What you need to do:
Tally every line of the material that includes "text", then give the tally and nothing else.

Material for this exercise:
[start]

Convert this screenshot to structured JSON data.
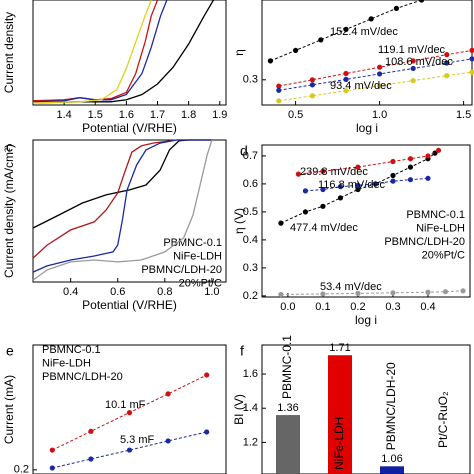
{
  "chart_data": [
    {
      "type": "line",
      "xlabel": "Potential (V/RHE)",
      "ylabel": "Current density",
      "xlim": [
        1.3,
        1.92
      ],
      "ylim": [
        0,
        1
      ],
      "xticks": [
        1.4,
        1.5,
        1.6,
        1.7,
        1.8,
        1.9
      ],
      "yticks": [],
      "series": [
        {
          "color": "#000000",
          "x": [
            1.3,
            1.45,
            1.55,
            1.6,
            1.65,
            1.7,
            1.75,
            1.8,
            1.85,
            1.88
          ],
          "values": [
            0.02,
            0.03,
            0.03,
            0.05,
            0.1,
            0.2,
            0.36,
            0.58,
            0.85,
            1.0
          ]
        },
        {
          "color": "#d01010",
          "x": [
            1.3,
            1.4,
            1.45,
            1.5,
            1.55,
            1.6,
            1.63,
            1.66,
            1.68,
            1.7
          ],
          "values": [
            0.04,
            0.05,
            0.07,
            0.05,
            0.06,
            0.12,
            0.3,
            0.6,
            0.85,
            1.0
          ]
        },
        {
          "color": "#1a2aa0",
          "x": [
            1.3,
            1.4,
            1.45,
            1.5,
            1.55,
            1.6,
            1.65,
            1.68,
            1.71,
            1.73
          ],
          "values": [
            0.03,
            0.04,
            0.07,
            0.05,
            0.05,
            0.1,
            0.3,
            0.55,
            0.85,
            1.0
          ]
        },
        {
          "color": "#e0d020",
          "x": [
            1.3,
            1.45,
            1.52,
            1.57,
            1.6,
            1.63,
            1.66,
            1.68
          ],
          "values": [
            0.02,
            0.03,
            0.05,
            0.15,
            0.35,
            0.6,
            0.85,
            1.0
          ]
        }
      ]
    },
    {
      "type": "scatter",
      "xlabel": "log i",
      "ylabel": "η",
      "xlim": [
        0.3,
        1.55
      ],
      "ylim": [
        0.24,
        0.49
      ],
      "xticks": [
        0.5,
        {
          "value": 1,
          "label": "1.0"
        },
        1.5
      ],
      "yticks": [
        0.3
      ],
      "series": [
        {
          "color": "#000000",
          "x": [
            0.35,
            0.5,
            0.65,
            0.8,
            0.95,
            1.1,
            1.25
          ],
          "values": [
            0.345,
            0.37,
            0.395,
            0.42,
            0.445,
            0.47,
            0.49
          ]
        },
        {
          "color": "#d01010",
          "x": [
            0.4,
            0.6,
            0.8,
            1.0,
            1.2,
            1.4,
            1.55
          ],
          "values": [
            0.285,
            0.3,
            0.315,
            0.33,
            0.345,
            0.36,
            0.37
          ]
        },
        {
          "color": "#1a2aa0",
          "x": [
            0.4,
            0.6,
            0.8,
            1.0,
            1.2,
            1.4,
            1.55
          ],
          "values": [
            0.275,
            0.288,
            0.301,
            0.314,
            0.327,
            0.34,
            0.35
          ]
        },
        {
          "color": "#d8c820",
          "x": [
            0.4,
            0.6,
            0.8,
            1.0,
            1.2,
            1.4,
            1.55
          ],
          "values": [
            0.25,
            0.262,
            0.274,
            0.286,
            0.298,
            0.31,
            0.318
          ]
        }
      ],
      "annotations": [
        {
          "text": "152.4 mV/dec",
          "color": "#000000"
        },
        {
          "text": "119.1 mV/dec",
          "color": "#d01010"
        },
        {
          "text": "108.6 mV/dec",
          "color": "#1a2aa0"
        },
        {
          "text": "93.4 mV/dec",
          "color": "#d8c820"
        }
      ]
    },
    {
      "type": "line",
      "panel": "c",
      "xlabel": "Potential (V/RHE)",
      "ylabel": "Current density (mA/cm²)",
      "xlim": [
        0.24,
        1.06
      ],
      "ylim": [
        -6,
        0
      ],
      "xticks": [
        0.4,
        0.6,
        0.8,
        {
          "value": 1,
          "label": "1.0"
        }
      ],
      "yticks": [],
      "series": [
        {
          "name": "PBMNC-0.1",
          "color": "#000000",
          "x": [
            0.24,
            0.35,
            0.45,
            0.55,
            0.65,
            0.72,
            0.78,
            0.82,
            0.86,
            0.9,
            1.0
          ],
          "values": [
            -3.72,
            -3.17,
            -2.66,
            -2.32,
            -2.11,
            -1.9,
            -1.27,
            -0.42,
            -0.04,
            0,
            0
          ]
        },
        {
          "name": "NiFe-LDH",
          "color": "#b01818",
          "x": [
            0.24,
            0.3,
            0.4,
            0.5,
            0.55,
            0.6,
            0.63,
            0.66,
            0.7,
            0.75,
            0.85,
            1.0
          ],
          "values": [
            -4.99,
            -4.44,
            -3.8,
            -3.46,
            -2.96,
            -2.24,
            -1.35,
            -0.51,
            -0.25,
            -0.13,
            0,
            0
          ]
        },
        {
          "name": "PBMNC/LDH-20",
          "color": "#1a2aa0",
          "x": [
            0.24,
            0.3,
            0.4,
            0.5,
            0.58,
            0.6,
            0.62,
            0.64,
            0.68,
            0.72,
            0.78,
            0.85,
            1.0
          ],
          "values": [
            -5.58,
            -5.32,
            -5.07,
            -4.9,
            -4.73,
            -4.44,
            -3.38,
            -2.11,
            -1.06,
            -0.42,
            -0.13,
            0,
            0
          ]
        },
        {
          "name": "20%Pt/C",
          "color": "#999999",
          "x": [
            0.24,
            0.3,
            0.4,
            0.5,
            0.6,
            0.7,
            0.8,
            0.88,
            0.92,
            0.95,
            0.98,
            1.0
          ],
          "values": [
            -5.92,
            -5.49,
            -5.15,
            -5.07,
            -5.15,
            -5.07,
            -4.73,
            -4.14,
            -3.17,
            -1.9,
            -0.63,
            0
          ]
        }
      ]
    },
    {
      "type": "scatter",
      "panel": "d",
      "xlabel": "log i",
      "ylabel": "η (V)",
      "xlim": [
        -0.074,
        0.52
      ],
      "ylim": [
        0.196,
        0.739
      ],
      "xticks": [
        {
          "value": 0,
          "label": "0.0"
        },
        0.1,
        0.2,
        0.3,
        0.4
      ],
      "yticks": [
        0.2,
        0.3,
        0.4,
        0.5,
        0.6,
        0.7
      ],
      "series": [
        {
          "name": "PBMNC-0.1",
          "color": "#000000",
          "x": [
            -0.02,
            0.05,
            0.1,
            0.15,
            0.2,
            0.25,
            0.3,
            0.35,
            0.4,
            0.42
          ],
          "values": [
            0.46,
            0.5,
            0.52,
            0.55,
            0.58,
            0.6,
            0.63,
            0.66,
            0.69,
            0.71
          ]
        },
        {
          "name": "NiFe-LDH",
          "color": "#d01010",
          "x": [
            0.03,
            0.1,
            0.2,
            0.3,
            0.35,
            0.4,
            0.43
          ],
          "values": [
            0.635,
            0.645,
            0.66,
            0.68,
            0.69,
            0.7,
            0.72
          ]
        },
        {
          "name": "PBMNC/LDH-20",
          "color": "#1a2aa0",
          "x": [
            0.05,
            0.1,
            0.15,
            0.2,
            0.25,
            0.3,
            0.35,
            0.4
          ],
          "values": [
            0.575,
            0.58,
            0.59,
            0.595,
            0.6,
            0.61,
            0.615,
            0.62
          ]
        },
        {
          "name": "20%Pt/C",
          "color": "#999999",
          "x": [
            -0.02,
            0.1,
            0.2,
            0.3,
            0.4,
            0.45,
            0.5
          ],
          "values": [
            0.205,
            0.207,
            0.209,
            0.211,
            0.213,
            0.215,
            0.218
          ]
        }
      ],
      "annotations": [
        {
          "text": "239.8 mV/dec",
          "color": "#d01010"
        },
        {
          "text": "116.8 mV/dec",
          "color": "#1a2aa0"
        },
        {
          "text": "477.4 mV/dec",
          "color": "#000000"
        },
        {
          "text": "53.4 mV/dec",
          "color": "#999999"
        }
      ]
    },
    {
      "type": "scatter",
      "panel": "e",
      "ylabel": "Current (mA)",
      "xlim": [
        0,
        1
      ],
      "ylim": [
        0.18,
        0.8
      ],
      "xticks": [],
      "yticks": [
        0.2
      ],
      "series": [
        {
          "name": "PBMNC-0.1",
          "color": "#000000",
          "x": [],
          "values": []
        },
        {
          "name": "NiFe-LDH",
          "color": "#d01010",
          "x": [
            0.1,
            0.3,
            0.5,
            0.7,
            0.9
          ],
          "values": [
            0.295,
            0.385,
            0.475,
            0.565,
            0.656
          ]
        },
        {
          "name": "PBMNC/LDH-20",
          "color": "#1a2aa0",
          "x": [
            0.1,
            0.3,
            0.5,
            0.7,
            0.9
          ],
          "values": [
            0.209,
            0.252,
            0.295,
            0.339,
            0.382
          ]
        }
      ],
      "annotations": [
        {
          "text": "10.1 mF",
          "color": "#d01010"
        },
        {
          "text": "5.3 mF",
          "color": "#1a2aa0"
        }
      ]
    },
    {
      "type": "bar",
      "panel": "f",
      "ylabel": "BI (V)",
      "ylim": [
        1.015,
        1.77
      ],
      "yticks": [
        1.2,
        1.4,
        1.6
      ],
      "categories": [
        "PBMNC-0.1",
        "NiFe-LDH",
        "PBMNC/LDH-20",
        "Pt/C-RuO₂"
      ],
      "values": [
        1.36,
        1.71,
        1.06,
        null
      ],
      "colors": [
        "#666666",
        "#e00000",
        "#1020a0",
        "#000000"
      ]
    }
  ]
}
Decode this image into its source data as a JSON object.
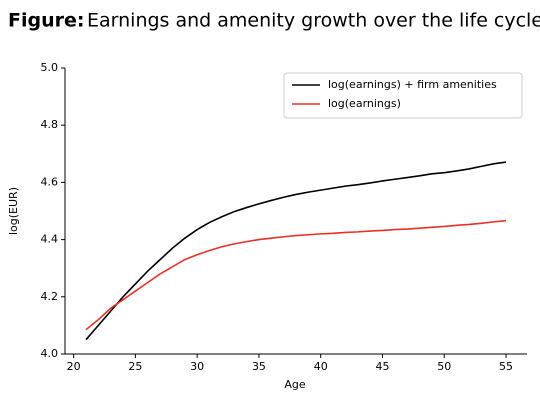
{
  "chart_data": {
    "type": "line",
    "figure_label": "Figure:",
    "title": "Earnings and amenity growth over the life cycle.",
    "x_label": "Age",
    "y_label": "log(EUR)",
    "x": [
      21,
      22,
      23,
      24,
      25,
      26,
      27,
      28,
      29,
      30,
      31,
      32,
      33,
      34,
      35,
      36,
      37,
      38,
      39,
      40,
      41,
      42,
      43,
      44,
      45,
      46,
      47,
      48,
      49,
      50,
      51,
      52,
      53,
      54,
      55
    ],
    "series": [
      {
        "name": "log(earnings) + firm amenities",
        "color": "#000000",
        "values": [
          4.05,
          4.1,
          4.15,
          4.2,
          4.245,
          4.29,
          4.33,
          4.37,
          4.405,
          4.435,
          4.46,
          4.48,
          4.498,
          4.512,
          4.525,
          4.537,
          4.548,
          4.558,
          4.566,
          4.573,
          4.58,
          4.587,
          4.592,
          4.598,
          4.605,
          4.611,
          4.617,
          4.623,
          4.63,
          4.634,
          4.64,
          4.647,
          4.656,
          4.665,
          4.671
        ]
      },
      {
        "name": "log(earnings)",
        "color": "#e8302a",
        "values": [
          4.085,
          4.12,
          4.16,
          4.19,
          4.22,
          4.25,
          4.28,
          4.305,
          4.33,
          4.347,
          4.362,
          4.375,
          4.385,
          4.393,
          4.4,
          4.405,
          4.41,
          4.414,
          4.417,
          4.42,
          4.422,
          4.425,
          4.427,
          4.43,
          4.432,
          4.435,
          4.437,
          4.44,
          4.443,
          4.446,
          4.45,
          4.453,
          4.457,
          4.462,
          4.466
        ]
      }
    ],
    "xlim": [
      19.3,
      56.7
    ],
    "xticks": [
      20,
      25,
      30,
      35,
      40,
      45,
      50,
      55
    ],
    "ylim": [
      4.0,
      5.0
    ],
    "yticks": [
      {
        "value": 4.0,
        "label": "4.0"
      },
      4.2,
      4.4,
      4.6,
      4.8,
      {
        "value": 5.0,
        "label": "5.0"
      }
    ],
    "legend": "upper right",
    "grid": false
  }
}
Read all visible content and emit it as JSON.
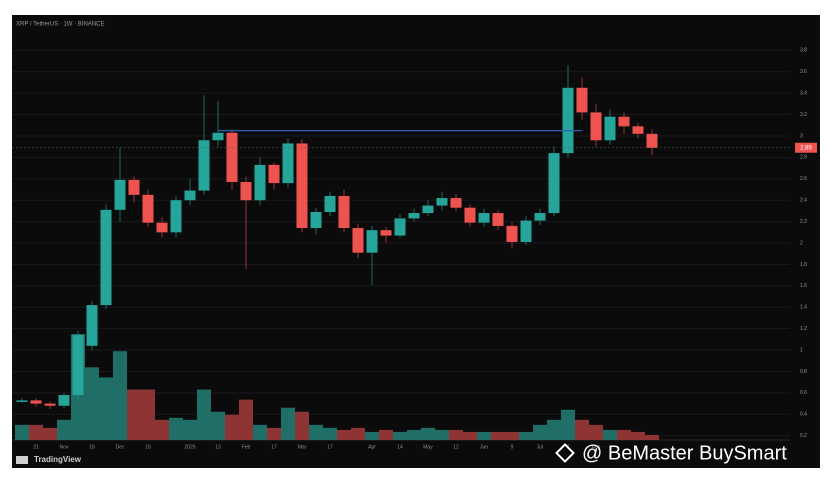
{
  "chart_data": {
    "type": "candlestick",
    "title": "XRP / TetherUS · 1W · BINANCE",
    "categories": [
      null,
      "21",
      null,
      "Nov",
      null,
      "18",
      null,
      "Dec",
      null,
      "16",
      null,
      null,
      "2025",
      null,
      "13",
      null,
      "Feb",
      null,
      "17",
      null,
      "Mar",
      null,
      "17",
      null,
      null,
      "Apr",
      null,
      "14",
      null,
      "May",
      null,
      "12",
      null,
      "Jun",
      null,
      "9",
      null,
      "Jul",
      null,
      "7",
      null,
      "Aug",
      null,
      null,
      null,
      null
    ],
    "open": [
      0.53,
      0.53,
      0.5,
      0.48,
      0.58,
      1.04,
      1.42,
      2.31,
      2.59,
      2.45,
      2.19,
      2.1,
      2.4,
      2.49,
      2.96,
      3.03,
      2.57,
      2.4,
      2.73,
      2.56,
      2.93,
      2.14,
      2.29,
      2.44,
      2.14,
      1.91,
      2.12,
      2.07,
      2.23,
      2.28,
      2.35,
      2.42,
      2.33,
      2.19,
      2.28,
      2.16,
      2.01,
      2.21,
      2.28,
      2.84,
      3.45,
      3.22,
      2.96,
      3.18,
      3.09,
      3.02
    ],
    "high": [
      0.55,
      0.55,
      0.52,
      0.6,
      1.18,
      1.46,
      2.36,
      2.89,
      2.62,
      2.5,
      2.24,
      2.44,
      2.6,
      3.38,
      3.33,
      3.06,
      2.62,
      2.8,
      2.75,
      2.98,
      2.97,
      2.33,
      2.48,
      2.5,
      2.18,
      2.16,
      2.15,
      2.27,
      2.32,
      2.4,
      2.48,
      2.46,
      2.36,
      2.32,
      2.31,
      2.2,
      2.25,
      2.32,
      2.9,
      3.66,
      3.55,
      3.3,
      3.25,
      3.22,
      3.12,
      3.06
    ],
    "low": [
      0.51,
      0.47,
      0.45,
      0.46,
      0.55,
      1.0,
      1.38,
      2.2,
      2.38,
      2.15,
      2.05,
      2.05,
      2.35,
      2.45,
      2.9,
      2.5,
      1.76,
      2.35,
      2.5,
      2.52,
      2.1,
      2.08,
      2.25,
      2.1,
      1.86,
      1.61,
      2.0,
      2.05,
      2.2,
      2.25,
      2.3,
      2.3,
      2.15,
      2.15,
      2.12,
      1.95,
      1.98,
      2.17,
      2.25,
      2.8,
      3.15,
      2.9,
      2.92,
      3.02,
      2.98,
      2.82
    ],
    "close": [
      0.53,
      0.5,
      0.48,
      0.58,
      1.14,
      1.42,
      2.31,
      2.59,
      2.45,
      2.19,
      2.1,
      2.4,
      2.49,
      2.96,
      3.03,
      2.57,
      2.4,
      2.73,
      2.56,
      2.93,
      2.14,
      2.29,
      2.44,
      2.14,
      1.91,
      2.12,
      2.07,
      2.23,
      2.28,
      2.35,
      2.42,
      2.33,
      2.19,
      2.28,
      2.16,
      2.01,
      2.21,
      2.28,
      2.84,
      3.45,
      3.22,
      2.96,
      3.18,
      3.09,
      3.02,
      2.89
    ],
    "volume": [
      15,
      15,
      12,
      20,
      105,
      72,
      62,
      88,
      50,
      50,
      20,
      22,
      20,
      50,
      28,
      25,
      40,
      15,
      12,
      32,
      28,
      15,
      12,
      10,
      12,
      8,
      10,
      8,
      10,
      12,
      10,
      10,
      8,
      8,
      8,
      8,
      8,
      15,
      20,
      30,
      20,
      15,
      10,
      10,
      8,
      5
    ],
    "up_color": "#26a69a",
    "down_color": "#ef5350",
    "volume_up_color": "#1f6f67",
    "volume_down_color": "#8e3434",
    "ylim": [
      0.16,
      3.99
    ],
    "yticks": [
      0.2,
      0.4,
      0.6,
      0.8,
      1.0,
      1.2,
      1.4,
      1.6,
      1.8,
      2.0,
      2.2,
      2.4,
      2.6,
      2.8,
      3.0,
      3.2,
      3.4,
      3.6,
      3.8
    ],
    "vlim": [
      0,
      130
    ],
    "grid": true,
    "resistance": {
      "value": 3.05,
      "range": [
        14,
        40
      ],
      "color": "#2f5fb0"
    },
    "branding": "TradingView",
    "watermark": "@ BeMaster BuySmart"
  }
}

[end]

Answer:
10